[DIRECTIVE]
Write the data out again exactly, with no pictures.

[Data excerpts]
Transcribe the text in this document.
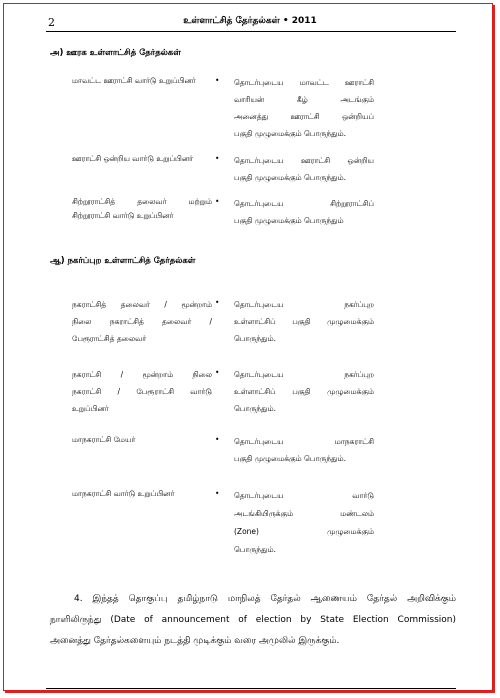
2	உள்ளாட்சித் தேர்தல்கள் • 2011
அ) ஊரக உள்ளாட்சித் தேர்தல்கள்
மாவட்ட ஊராட்சி வார்டு உறுப்பினர்	• தொடர்புடைய மாவட்ட ஊராட்சி
வாரியன் கீழ் அடங்கும்
அனைத்து ஊராட்சி ஒன்றியப்
பகுதி முழுமைக்கும் பொருந்தும்.
ஊராட்சி ஒன்றிய வார்டு உறுப்பினர்	• தொடர்புடைய ஊராட்சி ஒன்றிய
பகுதி முழுமைக்கும் பொருந்தும்.
சிற்றூராட்சித் தலைவர் மற்றும்
சிற்றூராட்சி வார்டு உறுப்பினர்
• தொடர்புடைய சிற்றூராட்சிப்
பகுதி முழுமைக்கும் பொருந்தும்
ஆ) நகர்ப்புற உள்ளாட்சித் தேர்தல்கள்
நகராட்சித் தலைவர் / மூன்றாம்
நிலை நகராட்சித் தலைவர் /
பேரூராட்சித் தலைவர்
• தொடர்புடைய நகர்ப்புற
உள்ளாட்சிப் பகுதி முழுமைக்கும்
பொருந்தும்.
நகராட்சி / மூன்றாம் நிலை
நகராட்சி / பேரூராட்சி வார்டு
உறுப்பினர்
• தொடர்புடைய நகர்ப்புற
உள்ளாட்சிப் பகுதி முழுமைக்கும்
பொருந்தும்.
மாநகராட்சி மேயர்	• தொடர்புடைய மாநகராட்சி
பகுதி முழுமைக்கும் பொருந்தும்.
மாநகராட்சி வார்டு உறுப்பினர்	• தொடர்புடைய வார்டு
அடங்கியிருக்கும் மண்டலம்
(Zone) முழுமைக்கும்
பொருந்தும்.
4. இந்தத் தொகுப்பு தமிழ்நாடு மாநிலத் தேர்தல் ஆணையம் தேர்தல் அறிவிக்கும்
நாளிலிருந்து (Date of announcement of election by State Election Commission)
அனைத்து தேர்தல்களையும் நடத்தி முடிக்கும் வரை அமுலில் இருக்கும்.
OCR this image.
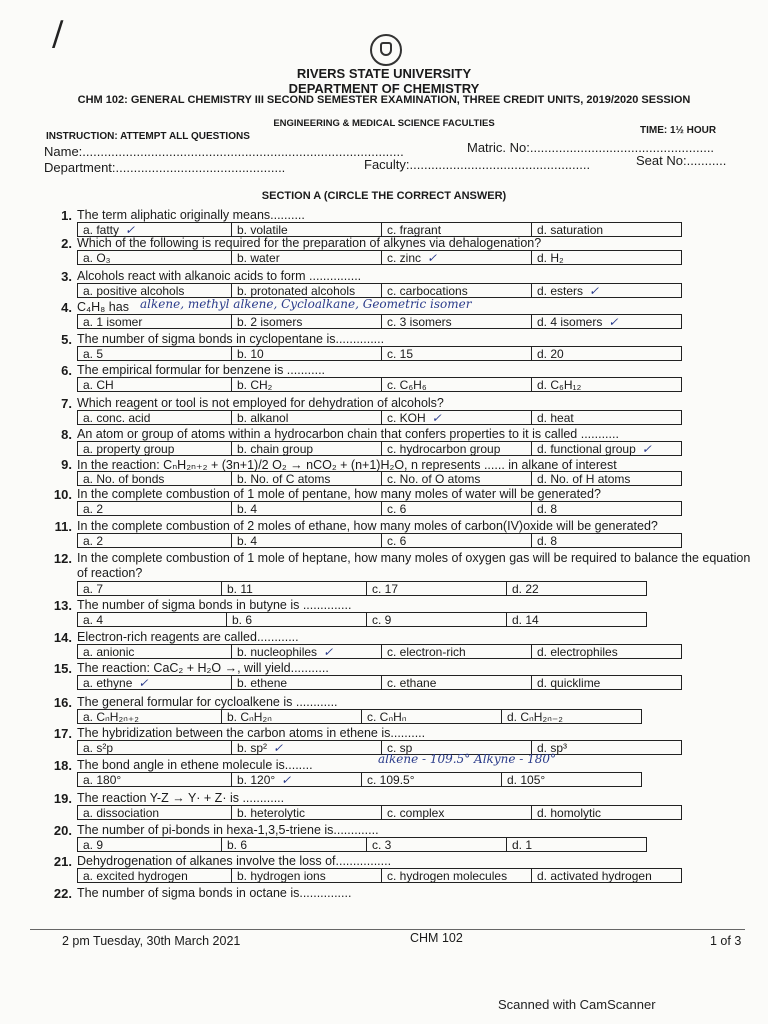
/
RIVERS STATE UNIVERSITY
DEPARTMENT OF CHEMISTRY
CHM 102: GENERAL CHEMISTRY III SECOND SEMESTER EXAMINATION, THREE CREDIT UNITS, 2019/2020 SESSION
ENGINEERING & MEDICAL SCIENCE FACULTIES
INSTRUCTION: ATTEMPT ALL QUESTIONS
TIME: 1½ HOUR
Name:.........................................................................................	Matric. No:...................................................
Department:...............................................	Faculty:..................................................	Seat No:...........
SECTION A (CIRCLE THE CORRECT ANSWER)
1. The term aliphatic originally means..........
a. fatty ✓	b. volatile	c. fragrant	d. saturation
2. Which of the following is required for the preparation of alkynes via dehalogenation?
a. O₃	b. water	c. zinc ✓	d. H₂
3. Alcohols react with alkanoic acids to form ...............
a. positive alcohols	b. protonated alcohols	c. carbocations	d. esters ✓
4. C₄H₈ has
a. 1 isomer	b. 2 isomers	c. 3 isomers	d. 4 isomers ✓
5. The number of sigma bonds in cyclopentane is..............
a. 5	b. 10	c. 15	d. 20
6. The empirical formular for benzene is ...........
a. CH	b. CH₂	c. C₆H₆	d. C₆H₁₂
7. Which reagent or tool is not employed for dehydration of alcohols?
a. conc. acid	b. alkanol	c. KOH ✓	d. heat
8. An atom or group of atoms within a hydrocarbon chain that confers properties to it is called ...........
a. property group	b. chain group	c. hydrocarbon group	d. functional group ✓
9. In the reaction: CₙH₂ₙ₊₂ + (3n+1)/2 O₂ → nCO₂ + (n+1)H₂O, n represents ...... in alkane of interest
a. No. of bonds	b. No. of C atoms	c. No. of O atoms	d. No. of H atoms
10. In the complete combustion of 1 mole of pentane, how many moles of water will be generated?
a. 2	b. 4	c. 6	d. 8
11. In the complete combustion of 2 moles of ethane, how many moles of carbon(IV)oxide will be generated?
a. 2	b. 4	c. 6	d. 8
12. In the complete combustion of 1 mole of heptane, how many moles of oxygen gas will be required to balance the equation
of reaction?
a. 7	b. 11	c. 17	d. 22
13. The number of sigma bonds in butyne is ..............
a. 4	b. 6	c. 9	d. 14
14. Electron-rich reagents are called............
a. anionic	b. nucleophiles ✓	c. electron-rich	d. electrophiles
15. The reaction: CaC₂ + H₂O →, will yield...........
a. ethyne ✓	b. ethene	c. ethane	d. quicklime
16. The general formular for cycloalkene is ............
a. CₙH₂ₙ₊₂	b. CₙH₂ₙ	c. CₙHₙ	d. CₙH₂ₙ₋₂
17. The hybridization between the carbon atoms in ethene is..........
a. s²p	b. sp² ✓	c. sp	d. sp³
18. The bond angle in ethene molecule is........
a. 180°	b. 120° ✓	c. 109.5°	d. 105°
19. The reaction Y-Z → Y· + Z· is ............
a. dissociation	b. heterolytic	c. complex	d. homolytic
20. The number of pi-bonds in hexa-1,3,5-triene is.............
a. 9	b. 6	c. 3	d. 1
21. Dehydrogenation of alkanes involve the loss of................
a. excited hydrogen	b. hydrogen ions	c. hydrogen molecules	d. activated hydrogen
22. The number of sigma bonds in octane is...............
alkene, methyl alkene, Cycloalkane, Geometric isomer
alkene - 109.5° Alkyne - 180°
2 pm Tuesday, 30th March 2021	CHM 102	1 of 3
Scanned with CamScanner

[COMPLETED EXERCISE]
Transcribe the text in this document.
2	உள்ளாட்சித் தேர்தல்கள் • 2011
அ) ஊரக உள்ளாட்சித் தேர்தல்கள்
மாவட்ட ஊராட்சி வார்டு உறுப்பினர்	• தொடர்புடைய மாவட்ட ஊராட்சி
வாரியன் கீழ் அடங்கும்
அனைத்து ஊராட்சி ஒன்றியப்
பகுதி முழுமைக்கும் பொருந்தும்.
ஊராட்சி ஒன்றிய வார்டு உறுப்பினர்	• தொடர்புடைய ஊராட்சி ஒன்றிய
பகுதி முழுமைக்கும் பொருந்தும்.
சிற்றூராட்சித் தலைவர் மற்றும்
சிற்றூராட்சி வார்டு உறுப்பினர்
• தொடர்புடைய சிற்றூராட்சிப்
பகுதி முழுமைக்கும் பொருந்தும்
ஆ) நகர்ப்புற உள்ளாட்சித் தேர்தல்கள்
நகராட்சித் தலைவர் / மூன்றாம்
நிலை நகராட்சித் தலைவர் /
பேரூராட்சித் தலைவர்
• தொடர்புடைய நகர்ப்புற
உள்ளாட்சிப் பகுதி முழுமைக்கும்
பொருந்தும்.
நகராட்சி / மூன்றாம் நிலை
நகராட்சி / பேரூராட்சி வார்டு
உறுப்பினர்
• தொடர்புடைய நகர்ப்புற
உள்ளாட்சிப் பகுதி முழுமைக்கும்
பொருந்தும்.
மாநகராட்சி மேயர்	• தொடர்புடைய மாநகராட்சி
பகுதி முழுமைக்கும் பொருந்தும்.
மாநகராட்சி வார்டு உறுப்பினர்	• தொடர்புடைய வார்டு
அடங்கியிருக்கும் மண்டலம்
(Zone) முழுமைக்கும்
பொருந்தும்.
4. இந்தத் தொகுப்பு தமிழ்நாடு மாநிலத் தேர்தல் ஆணையம் தேர்தல் அறிவிக்கும்
நாளிலிருந்து (Date of announcement of election by State Election Commission)
அனைத்து தேர்தல்களையும் நடத்தி முடிக்கும் வரை அமுலில் இருக்கும்.
OCR this image.
/
RIVERS STATE UNIVERSITY
DEPARTMENT OF CHEMISTRY
CHM 102: GENERAL CHEMISTRY III SECOND SEMESTER EXAMINATION, THREE CREDIT UNITS, 2019/2020 SESSION
ENGINEERING & MEDICAL SCIENCE FACULTIES
INSTRUCTION: ATTEMPT ALL QUESTIONS
TIME: 1½ HOUR
Name:.........................................................................................	Matric. No:...................................................
Department:...............................................	Faculty:..................................................	Seat No:...........
SECTION A (CIRCLE THE CORRECT ANSWER)
1. The term aliphatic originally means..........
a. fatty ✓	b. volatile	c. fragrant	d. saturation
2. Which of the following is required for the preparation of alkynes via dehalogenation?
a. O₃	b. water	c. zinc ✓	d. H₂
3. Alcohols react with alkanoic acids to form ...............
a. positive alcohols	b. protonated alcohols	c. carbocations	d. esters ✓
4. C₄H₈ has
a. 1 isomer	b. 2 isomers	c. 3 isomers	d. 4 isomers ✓
5. The number of sigma bonds in cyclopentane is..............
a. 5	b. 10	c. 15	d. 20
6. The empirical formular for benzene is ...........
a. CH	b. CH₂	c. C₆H₆	d. C₆H₁₂
7. Which reagent or tool is not employed for dehydration of alcohols?
a. conc. acid	b. alkanol	c. KOH ✓	d. heat
8. An atom or group of atoms within a hydrocarbon chain that confers properties to it is called ...........
a. property group	b. chain group	c. hydrocarbon group	d. functional group ✓
9. In the reaction: CₙH₂ₙ₊₂ + (3n+1)/2 O₂ → nCO₂ + (n+1)H₂O, n represents ...... in alkane of interest
a. No. of bonds	b. No. of C atoms	c. No. of O atoms	d. No. of H atoms
10. In the complete combustion of 1 mole of pentane, how many moles of water will be generated?
a. 2	b. 4	c. 6	d. 8
11. In the complete combustion of 2 moles of ethane, how many moles of carbon(IV)oxide will be generated?
a. 2	b. 4	c. 6	d. 8
12. In the complete combustion of 1 mole of heptane, how many moles of oxygen gas will be required to balance the equation
of reaction?
a. 7	b. 11	c. 17	d. 22
13. The number of sigma bonds in butyne is ..............
a. 4	b. 6	c. 9	d. 14
14. Electron-rich reagents are called............
a. anionic	b. nucleophiles ✓	c. electron-rich	d. electrophiles
15. The reaction: CaC₂ + H₂O →, will yield...........
a. ethyne ✓	b. ethene	c. ethane	d. quicklime
16. The general formular for cycloalkene is ............
a. CₙH₂ₙ₊₂	b. CₙH₂ₙ	c. CₙHₙ	d. CₙH₂ₙ₋₂
17. The hybridization between the carbon atoms in ethene is..........
a. s²p	b. sp² ✓	c. sp	d. sp³
18. The bond angle in ethene molecule is........
a. 180°	b. 120° ✓	c. 109.5°	d. 105°
19. The reaction Y-Z → Y· + Z· is ............
a. dissociation	b. heterolytic	c. complex	d. homolytic
20. The number of pi-bonds in hexa-1,3,5-triene is.............
a. 9	b. 6	c. 3	d. 1
21. Dehydrogenation of alkanes involve the loss of................
a. excited hydrogen	b. hydrogen ions	c. hydrogen molecules	d. activated hydrogen
22. The number of sigma bonds in octane is...............
alkene, methyl alkene, Cycloalkane, Geometric isomer
alkene - 109.5° Alkyne - 180°
2 pm Tuesday, 30th March 2021	CHM 102	1 of 3
Scanned with CamScanner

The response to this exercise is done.